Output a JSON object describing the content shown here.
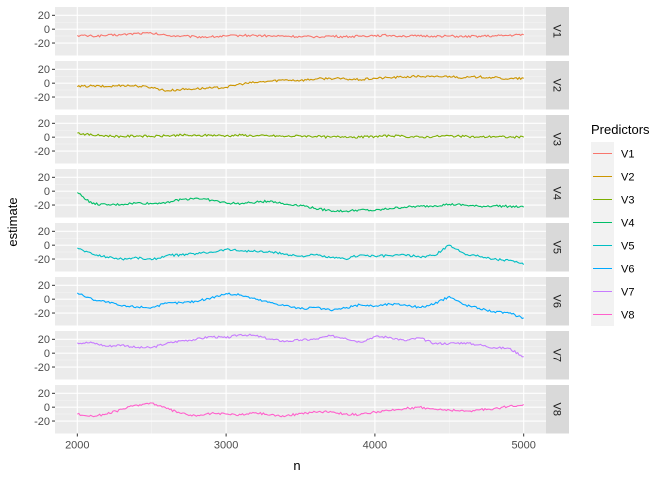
{
  "chart_data": {
    "type": "line",
    "xlabel": "n",
    "ylabel": "estimate",
    "xlim": [
      1850,
      5150
    ],
    "ylim": [
      -38,
      32
    ],
    "x_ticks": [
      2000,
      3000,
      4000,
      5000
    ],
    "y_ticks": [
      -20,
      0,
      20
    ],
    "grid": true,
    "legend": {
      "title": "Predictors",
      "position": "right"
    },
    "facets": "rows",
    "series": [
      {
        "name": "V1",
        "color": "#F8766D",
        "x": [
          2000,
          2100,
          2200,
          2300,
          2400,
          2500,
          2600,
          2700,
          2800,
          2900,
          3000,
          3100,
          3200,
          3300,
          3400,
          3500,
          3600,
          3700,
          3800,
          3900,
          4000,
          4100,
          4200,
          4300,
          4400,
          4500,
          4600,
          4700,
          4800,
          4900,
          5000
        ],
        "values": [
          -9,
          -10,
          -9,
          -8,
          -6,
          -6,
          -9,
          -10,
          -11,
          -11,
          -10,
          -9,
          -9,
          -10,
          -10,
          -11,
          -11,
          -10,
          -11,
          -10,
          -9,
          -9,
          -10,
          -10,
          -10,
          -10,
          -11,
          -10,
          -10,
          -9,
          -8
        ]
      },
      {
        "name": "V2",
        "color": "#CD9600",
        "x": [
          2000,
          2100,
          2200,
          2300,
          2400,
          2500,
          2600,
          2700,
          2800,
          2900,
          3000,
          3100,
          3200,
          3300,
          3400,
          3500,
          3600,
          3700,
          3800,
          3900,
          4000,
          4100,
          4200,
          4300,
          4400,
          4500,
          4600,
          4700,
          4800,
          4900,
          5000
        ],
        "values": [
          -5,
          -4,
          -5,
          -3,
          -4,
          -6,
          -11,
          -9,
          -8,
          -7,
          -6,
          -1,
          1,
          3,
          5,
          4,
          6,
          7,
          6,
          5,
          7,
          8,
          9,
          10,
          9,
          10,
          8,
          9,
          8,
          6,
          7
        ]
      },
      {
        "name": "V3",
        "color": "#7CAE00",
        "x": [
          2000,
          2100,
          2200,
          2300,
          2400,
          2500,
          2600,
          2700,
          2800,
          2900,
          3000,
          3100,
          3200,
          3300,
          3400,
          3500,
          3600,
          3700,
          3800,
          3900,
          4000,
          4100,
          4200,
          4300,
          4400,
          4500,
          4600,
          4700,
          4800,
          4900,
          5000
        ],
        "values": [
          6,
          3,
          2,
          1,
          2,
          1,
          2,
          3,
          2,
          3,
          2,
          3,
          2,
          2,
          1,
          2,
          1,
          0,
          1,
          0,
          1,
          2,
          1,
          0,
          1,
          2,
          1,
          0,
          1,
          0,
          0
        ]
      },
      {
        "name": "V4",
        "color": "#00BE67",
        "x": [
          2000,
          2100,
          2200,
          2300,
          2400,
          2500,
          2600,
          2700,
          2800,
          2900,
          3000,
          3100,
          3200,
          3300,
          3400,
          3500,
          3600,
          3700,
          3800,
          3900,
          4000,
          4100,
          4200,
          4300,
          4400,
          4500,
          4600,
          4700,
          4800,
          4900,
          5000
        ],
        "values": [
          -2,
          -18,
          -20,
          -19,
          -17,
          -18,
          -16,
          -12,
          -10,
          -13,
          -17,
          -18,
          -16,
          -14,
          -19,
          -20,
          -25,
          -28,
          -29,
          -27,
          -28,
          -25,
          -23,
          -22,
          -21,
          -19,
          -20,
          -22,
          -21,
          -22,
          -23
        ]
      },
      {
        "name": "V5",
        "color": "#00BFC4",
        "x": [
          2000,
          2100,
          2200,
          2300,
          2400,
          2500,
          2600,
          2700,
          2800,
          2900,
          3000,
          3100,
          3200,
          3300,
          3400,
          3500,
          3600,
          3700,
          3800,
          3900,
          4000,
          4100,
          4200,
          4300,
          4400,
          4500,
          4600,
          4700,
          4800,
          4900,
          5000
        ],
        "values": [
          -4,
          -13,
          -17,
          -20,
          -18,
          -21,
          -15,
          -14,
          -12,
          -10,
          -6,
          -8,
          -9,
          -10,
          -13,
          -16,
          -14,
          -18,
          -20,
          -14,
          -16,
          -15,
          -14,
          -17,
          -15,
          0,
          -12,
          -16,
          -20,
          -22,
          -28
        ]
      },
      {
        "name": "V6",
        "color": "#00A9FF",
        "x": [
          2000,
          2100,
          2200,
          2300,
          2400,
          2500,
          2600,
          2700,
          2800,
          2900,
          3000,
          3100,
          3200,
          3300,
          3400,
          3500,
          3600,
          3700,
          3800,
          3900,
          4000,
          4100,
          4200,
          4300,
          4400,
          4500,
          4600,
          4700,
          4800,
          4900,
          5000
        ],
        "values": [
          9,
          0,
          -4,
          -10,
          -11,
          -12,
          -6,
          -5,
          -3,
          2,
          8,
          6,
          0,
          -5,
          -9,
          -14,
          -12,
          -16,
          -13,
          -8,
          -10,
          -7,
          -8,
          -12,
          -7,
          4,
          -8,
          -13,
          -18,
          -20,
          -27
        ]
      },
      {
        "name": "V7",
        "color": "#C77CFF",
        "x": [
          2000,
          2100,
          2200,
          2300,
          2400,
          2500,
          2600,
          2700,
          2800,
          2900,
          3000,
          3100,
          3200,
          3300,
          3400,
          3500,
          3600,
          3700,
          3800,
          3900,
          4000,
          4100,
          4200,
          4300,
          4400,
          4500,
          4600,
          4700,
          4800,
          4900,
          5000
        ],
        "values": [
          15,
          15,
          10,
          12,
          8,
          8,
          14,
          18,
          20,
          24,
          22,
          27,
          25,
          20,
          17,
          19,
          20,
          25,
          22,
          16,
          24,
          23,
          18,
          22,
          14,
          14,
          15,
          12,
          8,
          7,
          -5
        ]
      },
      {
        "name": "V8",
        "color": "#FF61CC",
        "x": [
          2000,
          2100,
          2200,
          2300,
          2400,
          2500,
          2600,
          2700,
          2800,
          2900,
          3000,
          3100,
          3200,
          3300,
          3400,
          3500,
          3600,
          3700,
          3800,
          3900,
          4000,
          4100,
          4200,
          4300,
          4400,
          4500,
          4600,
          4700,
          4800,
          4900,
          5000
        ],
        "values": [
          -10,
          -13,
          -10,
          -3,
          3,
          6,
          -2,
          -9,
          -13,
          -9,
          -10,
          -11,
          -8,
          -11,
          -13,
          -9,
          -7,
          -6,
          -10,
          -11,
          -7,
          -5,
          -2,
          0,
          -3,
          -4,
          -6,
          -4,
          -2,
          1,
          4
        ]
      }
    ]
  }
}
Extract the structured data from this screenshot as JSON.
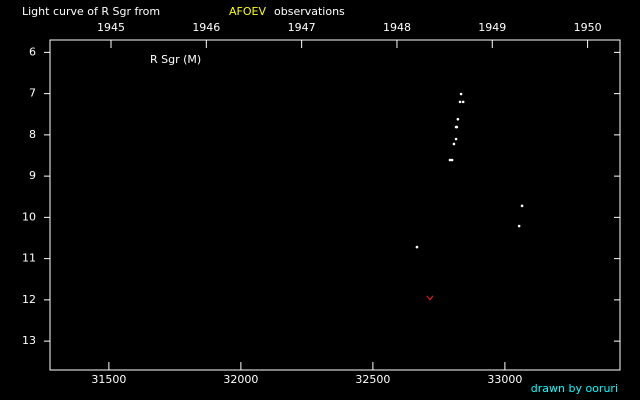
{
  "chart_data": {
    "type": "scatter",
    "title_parts": [
      {
        "text": "Light curve of R Sgr from",
        "color": "#ffffff"
      },
      {
        "text": "AFOEV",
        "color": "#ffff00"
      },
      {
        "text": "observations",
        "color": "#ffffff"
      }
    ],
    "label": "R Sgr (M)",
    "credit": "drawn by ooruri",
    "xlim": [
      31277,
      33436
    ],
    "xticks": [
      31500,
      32000,
      32500,
      33000
    ],
    "x2lim": [
      1944.36,
      1950.34
    ],
    "x2ticks": [
      1945,
      1946,
      1947,
      1948,
      1949,
      1950
    ],
    "ylim": [
      5.7,
      13.7
    ],
    "yticks": [
      6,
      7,
      8,
      9,
      10,
      11,
      12,
      13
    ],
    "y_inverted": true,
    "series": [
      {
        "color": "#ffffff",
        "marker": "dot",
        "x": [
          32834,
          32830,
          32842,
          32822,
          32815,
          32818,
          32815,
          32807,
          32792,
          32800,
          33065,
          33054,
          32667
        ],
        "values": [
          7.01,
          7.2,
          7.2,
          7.62,
          7.81,
          7.81,
          8.1,
          8.22,
          8.61,
          8.61,
          9.72,
          10.21,
          10.72
        ]
      },
      {
        "color": "#ff2020",
        "marker": "v",
        "x": [
          32716
        ],
        "values": [
          11.95
        ]
      }
    ]
  }
}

──────

* _Task to carry out_: Copy out each line of the material that holds the word "from".

* _Response_:
Extract the structured data from this screenshot as JSON.
        "text": "Light curve of R Sgr from",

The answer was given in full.